Record extracts:

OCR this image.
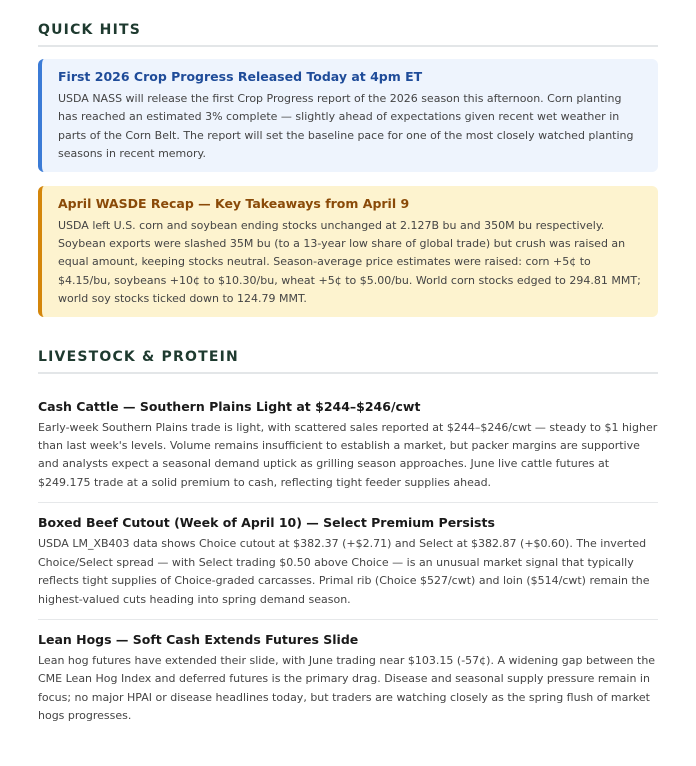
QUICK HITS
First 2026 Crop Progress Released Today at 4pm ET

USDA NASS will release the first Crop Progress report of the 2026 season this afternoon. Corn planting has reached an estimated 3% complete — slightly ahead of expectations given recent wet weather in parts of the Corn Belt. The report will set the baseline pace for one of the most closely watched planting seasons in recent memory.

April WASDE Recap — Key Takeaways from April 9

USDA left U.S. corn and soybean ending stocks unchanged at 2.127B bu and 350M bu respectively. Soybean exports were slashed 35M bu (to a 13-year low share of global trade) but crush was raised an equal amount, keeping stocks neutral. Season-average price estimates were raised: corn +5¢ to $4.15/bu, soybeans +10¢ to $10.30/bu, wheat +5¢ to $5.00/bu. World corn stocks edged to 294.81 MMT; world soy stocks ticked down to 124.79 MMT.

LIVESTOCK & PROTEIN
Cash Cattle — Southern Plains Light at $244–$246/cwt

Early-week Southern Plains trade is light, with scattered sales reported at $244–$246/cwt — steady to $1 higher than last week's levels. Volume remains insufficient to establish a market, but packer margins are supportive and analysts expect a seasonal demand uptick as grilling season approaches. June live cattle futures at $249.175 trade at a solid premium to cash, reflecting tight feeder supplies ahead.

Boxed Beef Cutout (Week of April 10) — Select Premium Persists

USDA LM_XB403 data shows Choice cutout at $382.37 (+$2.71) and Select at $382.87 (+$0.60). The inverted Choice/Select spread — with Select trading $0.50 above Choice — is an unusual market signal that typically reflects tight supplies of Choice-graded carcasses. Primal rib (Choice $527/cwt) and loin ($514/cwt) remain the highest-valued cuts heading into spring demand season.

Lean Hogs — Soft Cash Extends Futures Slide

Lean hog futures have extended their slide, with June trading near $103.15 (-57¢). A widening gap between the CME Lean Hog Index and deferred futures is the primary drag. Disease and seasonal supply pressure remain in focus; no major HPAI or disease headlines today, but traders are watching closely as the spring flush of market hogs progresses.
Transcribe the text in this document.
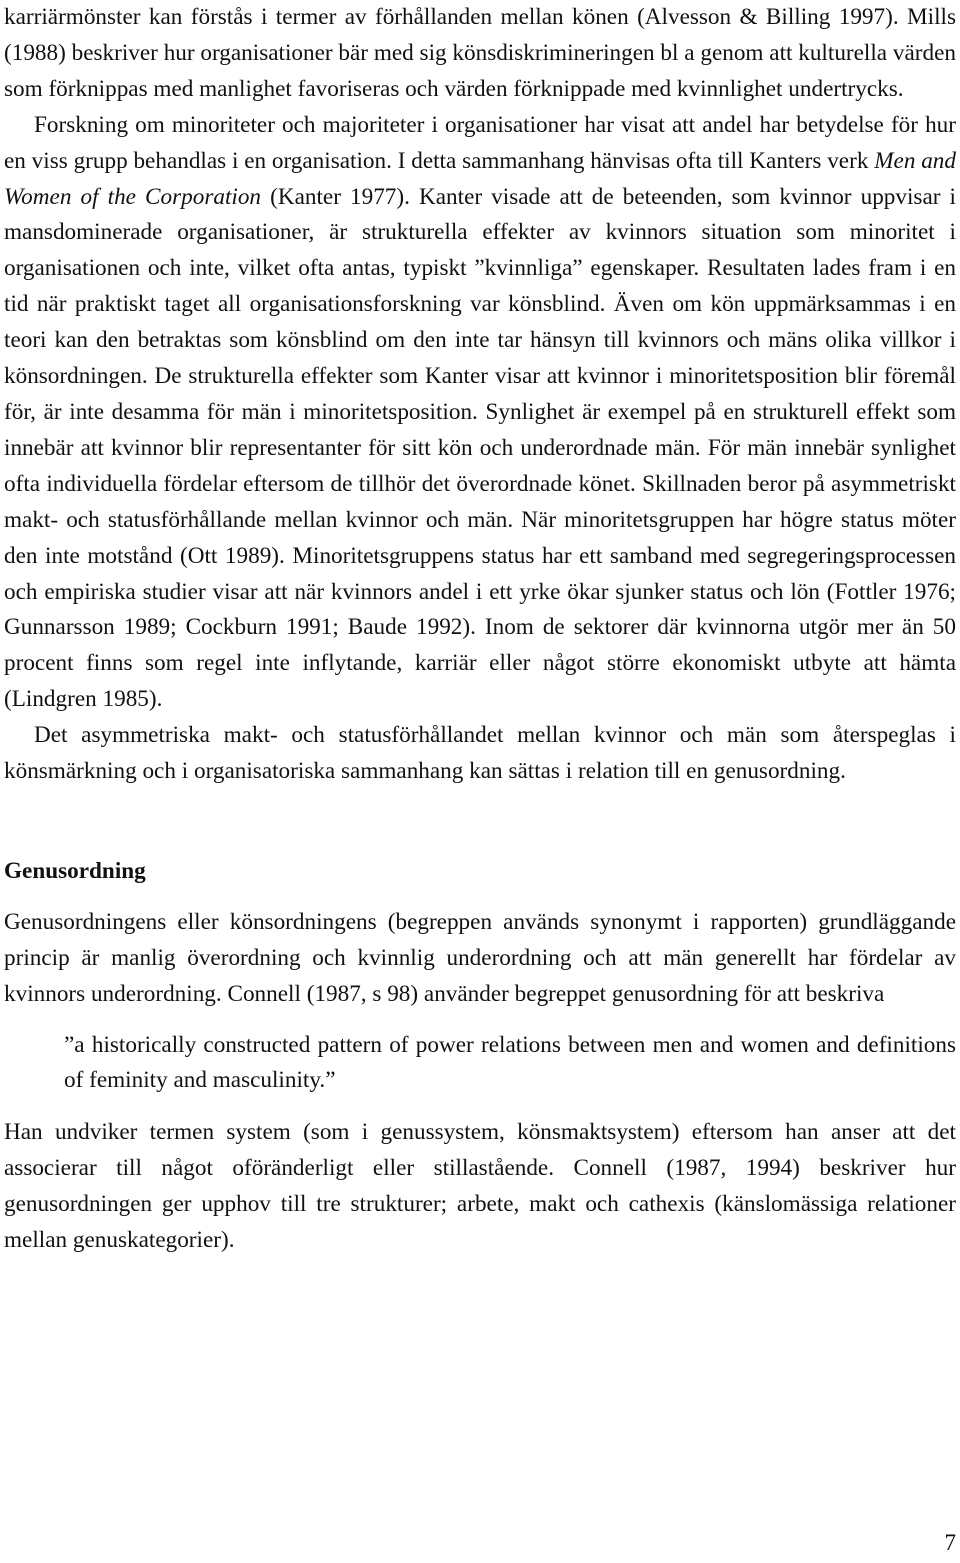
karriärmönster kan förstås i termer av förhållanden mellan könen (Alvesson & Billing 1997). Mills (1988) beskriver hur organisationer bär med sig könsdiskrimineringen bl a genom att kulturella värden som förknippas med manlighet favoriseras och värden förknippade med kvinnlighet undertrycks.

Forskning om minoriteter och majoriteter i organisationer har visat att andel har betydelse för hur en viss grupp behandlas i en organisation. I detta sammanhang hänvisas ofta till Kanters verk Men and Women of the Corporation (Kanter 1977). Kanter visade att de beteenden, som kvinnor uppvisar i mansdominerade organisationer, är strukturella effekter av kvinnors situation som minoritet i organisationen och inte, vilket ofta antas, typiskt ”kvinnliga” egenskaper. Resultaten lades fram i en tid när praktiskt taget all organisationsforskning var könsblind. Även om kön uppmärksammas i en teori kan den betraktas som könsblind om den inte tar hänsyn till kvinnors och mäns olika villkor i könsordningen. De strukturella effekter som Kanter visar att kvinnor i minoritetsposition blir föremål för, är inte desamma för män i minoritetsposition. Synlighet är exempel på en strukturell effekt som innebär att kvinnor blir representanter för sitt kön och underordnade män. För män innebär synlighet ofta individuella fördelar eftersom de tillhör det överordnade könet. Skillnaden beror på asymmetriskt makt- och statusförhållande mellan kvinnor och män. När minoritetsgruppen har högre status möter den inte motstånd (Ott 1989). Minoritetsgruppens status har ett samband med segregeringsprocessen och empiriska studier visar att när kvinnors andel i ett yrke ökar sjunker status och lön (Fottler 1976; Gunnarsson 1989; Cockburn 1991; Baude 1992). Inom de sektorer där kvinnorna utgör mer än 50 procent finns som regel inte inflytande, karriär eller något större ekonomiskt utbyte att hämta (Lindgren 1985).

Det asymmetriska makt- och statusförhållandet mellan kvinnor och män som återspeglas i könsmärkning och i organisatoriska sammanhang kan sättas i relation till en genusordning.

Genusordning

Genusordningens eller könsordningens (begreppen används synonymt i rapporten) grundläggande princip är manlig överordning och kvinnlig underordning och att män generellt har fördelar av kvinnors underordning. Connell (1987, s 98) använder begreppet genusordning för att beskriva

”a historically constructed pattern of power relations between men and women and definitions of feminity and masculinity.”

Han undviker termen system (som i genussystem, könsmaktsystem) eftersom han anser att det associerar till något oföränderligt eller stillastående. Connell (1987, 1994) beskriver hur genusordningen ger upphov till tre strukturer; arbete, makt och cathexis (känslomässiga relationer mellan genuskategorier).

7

Work instruction:
Reproduce every record above exactly, but leave out the pictures.

Solution to this task:
OCR this image.
QUICK HITS
First 2026 Crop Progress Released Today at 4pm ET

USDA NASS will release the first Crop Progress report of the 2026 season this afternoon. Corn planting has reached an estimated 3% complete — slightly ahead of expectations given recent wet weather in parts of the Corn Belt. The report will set the baseline pace for one of the most closely watched planting seasons in recent memory.

April WASDE Recap — Key Takeaways from April 9

USDA left U.S. corn and soybean ending stocks unchanged at 2.127B bu and 350M bu respectively. Soybean exports were slashed 35M bu (to a 13-year low share of global trade) but crush was raised an equal amount, keeping stocks neutral. Season-average price estimates were raised: corn +5¢ to $4.15/bu, soybeans +10¢ to $10.30/bu, wheat +5¢ to $5.00/bu. World corn stocks edged to 294.81 MMT; world soy stocks ticked down to 124.79 MMT.

LIVESTOCK & PROTEIN
Cash Cattle — Southern Plains Light at $244–$246/cwt

Early-week Southern Plains trade is light, with scattered sales reported at $244–$246/cwt — steady to $1 higher than last week's levels. Volume remains insufficient to establish a market, but packer margins are supportive and analysts expect a seasonal demand uptick as grilling season approaches. June live cattle futures at $249.175 trade at a solid premium to cash, reflecting tight feeder supplies ahead.

Boxed Beef Cutout (Week of April 10) — Select Premium Persists

USDA LM_XB403 data shows Choice cutout at $382.37 (+$2.71) and Select at $382.87 (+$0.60). The inverted Choice/Select spread — with Select trading $0.50 above Choice — is an unusual market signal that typically reflects tight supplies of Choice-graded carcasses. Primal rib (Choice $527/cwt) and loin ($514/cwt) remain the highest-valued cuts heading into spring demand season.

Lean Hogs — Soft Cash Extends Futures Slide

Lean hog futures have extended their slide, with June trading near $103.15 (-57¢). A widening gap between the CME Lean Hog Index and deferred futures is the primary drag. Disease and seasonal supply pressure remain in focus; no major HPAI or disease headlines today, but traders are watching closely as the spring flush of market hogs progresses.
Transcribe the text in this document.
karriärmönster kan förstås i termer av förhållanden mellan könen (Alvesson & Billing 1997). Mills (1988) beskriver hur organisationer bär med sig könsdiskrimineringen bl a genom att kulturella värden som förknippas med manlighet favoriseras och värden förknippade med kvinnlighet undertrycks.

Forskning om minoriteter och majoriteter i organisationer har visat att andel har betydelse för hur en viss grupp behandlas i en organisation. I detta sammanhang hänvisas ofta till Kanters verk Men and Women of the Corporation (Kanter 1977). Kanter visade att de beteenden, som kvinnor uppvisar i mansdominerade organisationer, är strukturella effekter av kvinnors situation som minoritet i organisationen och inte, vilket ofta antas, typiskt ”kvinnliga” egenskaper. Resultaten lades fram i en tid när praktiskt taget all organisationsforskning var könsblind. Även om kön uppmärksammas i en teori kan den betraktas som könsblind om den inte tar hänsyn till kvinnors och mäns olika villkor i könsordningen. De strukturella effekter som Kanter visar att kvinnor i minoritetsposition blir föremål för, är inte desamma för män i minoritetsposition. Synlighet är exempel på en strukturell effekt som innebär att kvinnor blir representanter för sitt kön och underordnade män. För män innebär synlighet ofta individuella fördelar eftersom de tillhör det överordnade könet. Skillnaden beror på asymmetriskt makt- och statusförhållande mellan kvinnor och män. När minoritetsgruppen har högre status möter den inte motstånd (Ott 1989). Minoritetsgruppens status har ett samband med segregeringsprocessen och empiriska studier visar att när kvinnors andel i ett yrke ökar sjunker status och lön (Fottler 1976; Gunnarsson 1989; Cockburn 1991; Baude 1992). Inom de sektorer där kvinnorna utgör mer än 50 procent finns som regel inte inflytande, karriär eller något större ekonomiskt utbyte att hämta (Lindgren 1985).

Det asymmetriska makt- och statusförhållandet mellan kvinnor och män som återspeglas i könsmärkning och i organisatoriska sammanhang kan sättas i relation till en genusordning.

Genusordning

Genusordningens eller könsordningens (begreppen används synonymt i rapporten) grundläggande princip är manlig överordning och kvinnlig underordning och att män generellt har fördelar av kvinnors underordning. Connell (1987, s 98) använder begreppet genusordning för att beskriva

”a historically constructed pattern of power relations between men and women and definitions of feminity and masculinity.”

Han undviker termen system (som i genussystem, könsmaktsystem) eftersom han anser att det associerar till något oföränderligt eller stillastående. Connell (1987, 1994) beskriver hur genusordningen ger upphov till tre strukturer; arbete, makt och cathexis (känslomässiga relationer mellan genuskategorier).

7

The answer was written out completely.